--- Lines of data ---

>> Start

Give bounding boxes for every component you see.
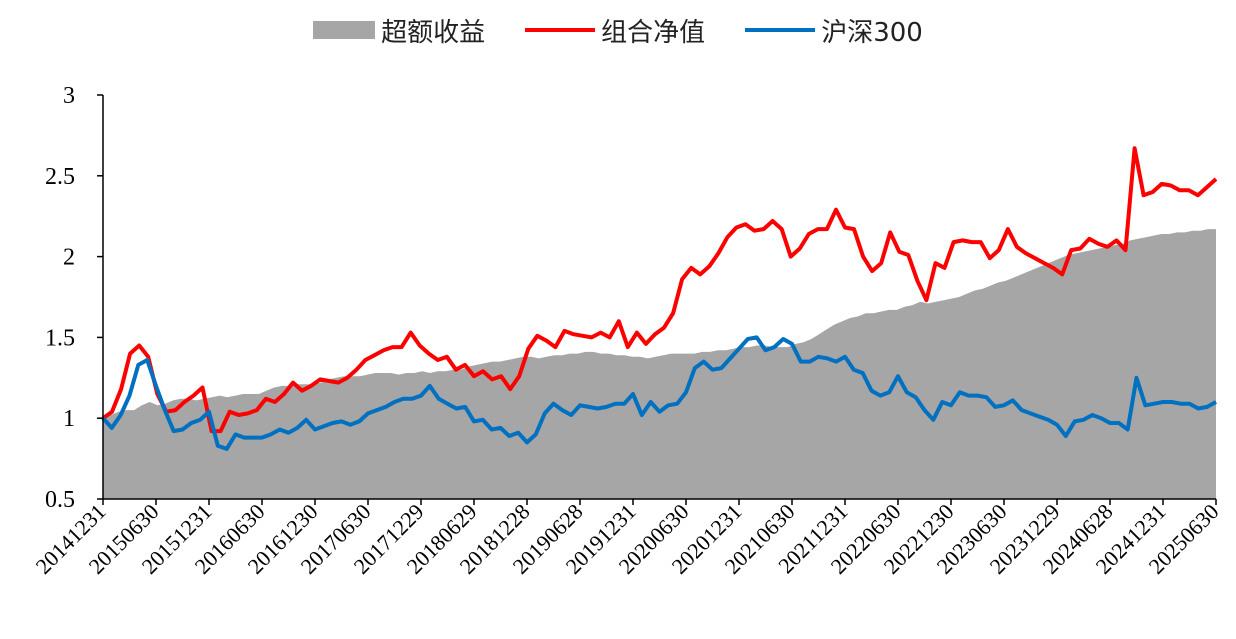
legend-label-portfolio-nav: 组合净值	[601, 17, 706, 48]
legend-label-csi300: 沪深300	[821, 17, 923, 48]
y-tick-label: 3	[63, 83, 75, 109]
legend-label-excess-return: 超额收益	[381, 17, 486, 48]
y-tick-label: 1	[63, 406, 75, 432]
csi300-line	[101, 335, 1217, 451]
y-tick-label: 2	[63, 245, 75, 271]
y-tick-label: 1.5	[45, 325, 75, 351]
legend-blue-line-swatch	[745, 28, 816, 32]
excess-return-area	[103, 229, 1216, 499]
legend-area-swatch	[313, 21, 376, 39]
legend-item-csi300: 沪深300	[745, 12, 923, 49]
legend-red-line-swatch	[525, 28, 596, 32]
y-tick-label: 2.5	[45, 164, 75, 190]
legend-item-portfolio-nav: 组合净值	[525, 12, 705, 49]
legend-item-excess-return: 超额收益	[313, 12, 485, 49]
y-tick-label: 0.5	[45, 487, 75, 513]
legend: 超额收益 组合净值 沪深300	[0, 10, 1236, 50]
portfolio-nav-line	[101, 146, 1218, 434]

>> End

Rewrite every line of the records above as a Markdown table with the columns Row and Entry, numbering the lines in Row and skipping any blank lines. Leave the pictures out.

| Row | Entry |
|---|---|
| 1 | Give bounding boxes for every component you see. |
| 2 | legend-label-portfolio-nav: 组合净值	[601, 17, 706, 48] |
| 3 | legend-label-csi300: 沪深300	[821, 17, 923, 48] |
| 4 | y-tick-label: 3	[63, 83, 75, 109] |
| 5 | legend-label-excess-return: 超额收益	[381, 17, 486, 48] |
| 6 | y-tick-label: 1	[63, 406, 75, 432] |
| 7 | csi300-line	[101, 335, 1217, 451] |
| 8 | y-tick-label: 2	[63, 245, 75, 271] |
| 9 | y-tick-label: 1.5	[45, 325, 75, 351] |
| 10 | legend-blue-line-swatch	[745, 28, 816, 32] |
| 11 | excess-return-area	[103, 229, 1216, 499] |
| 12 | legend-area-swatch	[313, 21, 376, 39] |
| 13 | legend-item-csi300: 沪深300	[745, 12, 923, 49] |
| 14 | legend-red-line-swatch	[525, 28, 596, 32] |
| 15 | y-tick-label: 2.5	[45, 164, 75, 190] |
| 16 | legend-item-portfolio-nav: 组合净值	[525, 12, 705, 49] |
| 17 | legend-item-excess-return: 超额收益	[313, 12, 485, 49] |
| 18 | y-tick-label: 0.5	[45, 487, 75, 513] |
| 19 | legend: 超额收益 组合净值 沪深300	[0, 10, 1236, 50] |
| 20 | portfolio-nav-line	[101, 146, 1218, 434] |